Problem statement — Repeat every line of the listing below exactly, minus the pictures.

Supplied entries —
>> begin

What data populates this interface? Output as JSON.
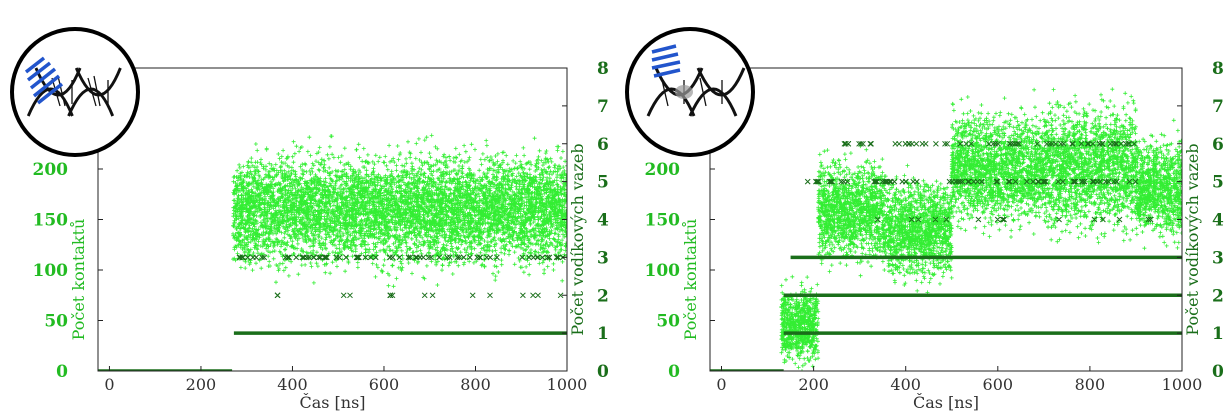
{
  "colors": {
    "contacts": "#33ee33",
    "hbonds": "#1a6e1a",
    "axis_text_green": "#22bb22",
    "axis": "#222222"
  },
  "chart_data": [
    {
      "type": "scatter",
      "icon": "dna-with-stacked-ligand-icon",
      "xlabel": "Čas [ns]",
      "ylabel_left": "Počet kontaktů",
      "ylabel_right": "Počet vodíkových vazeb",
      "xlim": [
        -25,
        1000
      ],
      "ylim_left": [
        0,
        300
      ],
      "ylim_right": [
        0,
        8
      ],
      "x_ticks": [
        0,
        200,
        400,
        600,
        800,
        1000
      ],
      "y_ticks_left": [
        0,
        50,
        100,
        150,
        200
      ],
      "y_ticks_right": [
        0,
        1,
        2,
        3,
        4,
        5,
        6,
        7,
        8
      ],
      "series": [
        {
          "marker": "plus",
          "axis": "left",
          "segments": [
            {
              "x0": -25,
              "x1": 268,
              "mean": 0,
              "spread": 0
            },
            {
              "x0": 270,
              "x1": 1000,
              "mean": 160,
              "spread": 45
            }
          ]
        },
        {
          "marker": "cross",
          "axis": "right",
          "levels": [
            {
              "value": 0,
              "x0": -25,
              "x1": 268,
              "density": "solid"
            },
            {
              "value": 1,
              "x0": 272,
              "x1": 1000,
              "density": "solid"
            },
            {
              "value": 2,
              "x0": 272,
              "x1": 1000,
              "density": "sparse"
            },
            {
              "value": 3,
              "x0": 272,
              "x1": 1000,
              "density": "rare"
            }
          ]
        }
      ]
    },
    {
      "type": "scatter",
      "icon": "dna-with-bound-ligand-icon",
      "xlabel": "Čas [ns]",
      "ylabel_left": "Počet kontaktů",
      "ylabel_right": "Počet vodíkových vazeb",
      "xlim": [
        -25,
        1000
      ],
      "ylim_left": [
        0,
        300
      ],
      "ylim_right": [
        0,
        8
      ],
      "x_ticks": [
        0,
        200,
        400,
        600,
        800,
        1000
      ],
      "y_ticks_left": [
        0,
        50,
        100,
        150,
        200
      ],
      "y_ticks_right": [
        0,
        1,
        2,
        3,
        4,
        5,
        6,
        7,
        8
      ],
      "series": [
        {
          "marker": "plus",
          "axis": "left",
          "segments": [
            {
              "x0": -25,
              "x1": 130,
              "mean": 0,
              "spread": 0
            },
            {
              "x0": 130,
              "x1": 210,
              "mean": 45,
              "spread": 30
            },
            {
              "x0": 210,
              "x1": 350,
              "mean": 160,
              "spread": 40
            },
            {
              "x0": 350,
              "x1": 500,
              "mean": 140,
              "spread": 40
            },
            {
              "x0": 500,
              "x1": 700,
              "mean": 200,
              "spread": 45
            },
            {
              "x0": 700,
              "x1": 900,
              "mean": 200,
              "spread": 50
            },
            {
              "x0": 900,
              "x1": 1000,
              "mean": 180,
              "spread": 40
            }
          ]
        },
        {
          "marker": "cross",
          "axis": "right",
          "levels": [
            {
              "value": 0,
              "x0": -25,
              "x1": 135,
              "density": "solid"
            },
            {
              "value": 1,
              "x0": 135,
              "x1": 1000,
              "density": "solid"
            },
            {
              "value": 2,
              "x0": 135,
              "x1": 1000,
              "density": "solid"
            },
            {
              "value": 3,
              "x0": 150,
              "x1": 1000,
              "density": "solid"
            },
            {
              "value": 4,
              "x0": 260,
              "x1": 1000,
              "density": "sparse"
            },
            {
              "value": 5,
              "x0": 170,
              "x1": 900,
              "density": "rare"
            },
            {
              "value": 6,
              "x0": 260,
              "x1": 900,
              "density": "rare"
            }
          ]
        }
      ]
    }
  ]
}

>> end

Response —
What data populates this interface? Output as JSON.
{
  "colors": {
    "contacts": "#33ee33",
    "hbonds": "#1a6e1a",
    "axis_text_green": "#22bb22",
    "axis": "#222222"
  },
  "chart_data": [
    {
      "type": "scatter",
      "icon": "dna-with-stacked-ligand-icon",
      "xlabel": "Čas [ns]",
      "ylabel_left": "Počet kontaktů",
      "ylabel_right": "Počet vodíkových vazeb",
      "xlim": [
        -25,
        1000
      ],
      "ylim_left": [
        0,
        300
      ],
      "ylim_right": [
        0,
        8
      ],
      "x_ticks": [
        0,
        200,
        400,
        600,
        800,
        1000
      ],
      "y_ticks_left": [
        0,
        50,
        100,
        150,
        200
      ],
      "y_ticks_right": [
        0,
        1,
        2,
        3,
        4,
        5,
        6,
        7,
        8
      ],
      "series": [
        {
          "marker": "plus",
          "axis": "left",
          "segments": [
            {
              "x0": -25,
              "x1": 268,
              "mean": 0,
              "spread": 0
            },
            {
              "x0": 270,
              "x1": 1000,
              "mean": 160,
              "spread": 45
            }
          ]
        },
        {
          "marker": "cross",
          "axis": "right",
          "levels": [
            {
              "value": 0,
              "x0": -25,
              "x1": 268,
              "density": "solid"
            },
            {
              "value": 1,
              "x0": 272,
              "x1": 1000,
              "density": "solid"
            },
            {
              "value": 2,
              "x0": 272,
              "x1": 1000,
              "density": "sparse"
            },
            {
              "value": 3,
              "x0": 272,
              "x1": 1000,
              "density": "rare"
            }
          ]
        }
      ]
    },
    {
      "type": "scatter",
      "icon": "dna-with-bound-ligand-icon",
      "xlabel": "Čas [ns]",
      "ylabel_left": "Počet kontaktů",
      "ylabel_right": "Počet vodíkových vazeb",
      "xlim": [
        -25,
        1000
      ],
      "ylim_left": [
        0,
        300
      ],
      "ylim_right": [
        0,
        8
      ],
      "x_ticks": [
        0,
        200,
        400,
        600,
        800,
        1000
      ],
      "y_ticks_left": [
        0,
        50,
        100,
        150,
        200
      ],
      "y_ticks_right": [
        0,
        1,
        2,
        3,
        4,
        5,
        6,
        7,
        8
      ],
      "series": [
        {
          "marker": "plus",
          "axis": "left",
          "segments": [
            {
              "x0": -25,
              "x1": 130,
              "mean": 0,
              "spread": 0
            },
            {
              "x0": 130,
              "x1": 210,
              "mean": 45,
              "spread": 30
            },
            {
              "x0": 210,
              "x1": 350,
              "mean": 160,
              "spread": 40
            },
            {
              "x0": 350,
              "x1": 500,
              "mean": 140,
              "spread": 40
            },
            {
              "x0": 500,
              "x1": 700,
              "mean": 200,
              "spread": 45
            },
            {
              "x0": 700,
              "x1": 900,
              "mean": 200,
              "spread": 50
            },
            {
              "x0": 900,
              "x1": 1000,
              "mean": 180,
              "spread": 40
            }
          ]
        },
        {
          "marker": "cross",
          "axis": "right",
          "levels": [
            {
              "value": 0,
              "x0": -25,
              "x1": 135,
              "density": "solid"
            },
            {
              "value": 1,
              "x0": 135,
              "x1": 1000,
              "density": "solid"
            },
            {
              "value": 2,
              "x0": 135,
              "x1": 1000,
              "density": "solid"
            },
            {
              "value": 3,
              "x0": 150,
              "x1": 1000,
              "density": "solid"
            },
            {
              "value": 4,
              "x0": 260,
              "x1": 1000,
              "density": "sparse"
            },
            {
              "value": 5,
              "x0": 170,
              "x1": 900,
              "density": "rare"
            },
            {
              "value": 6,
              "x0": 260,
              "x1": 900,
              "density": "rare"
            }
          ]
        }
      ]
    }
  ]
}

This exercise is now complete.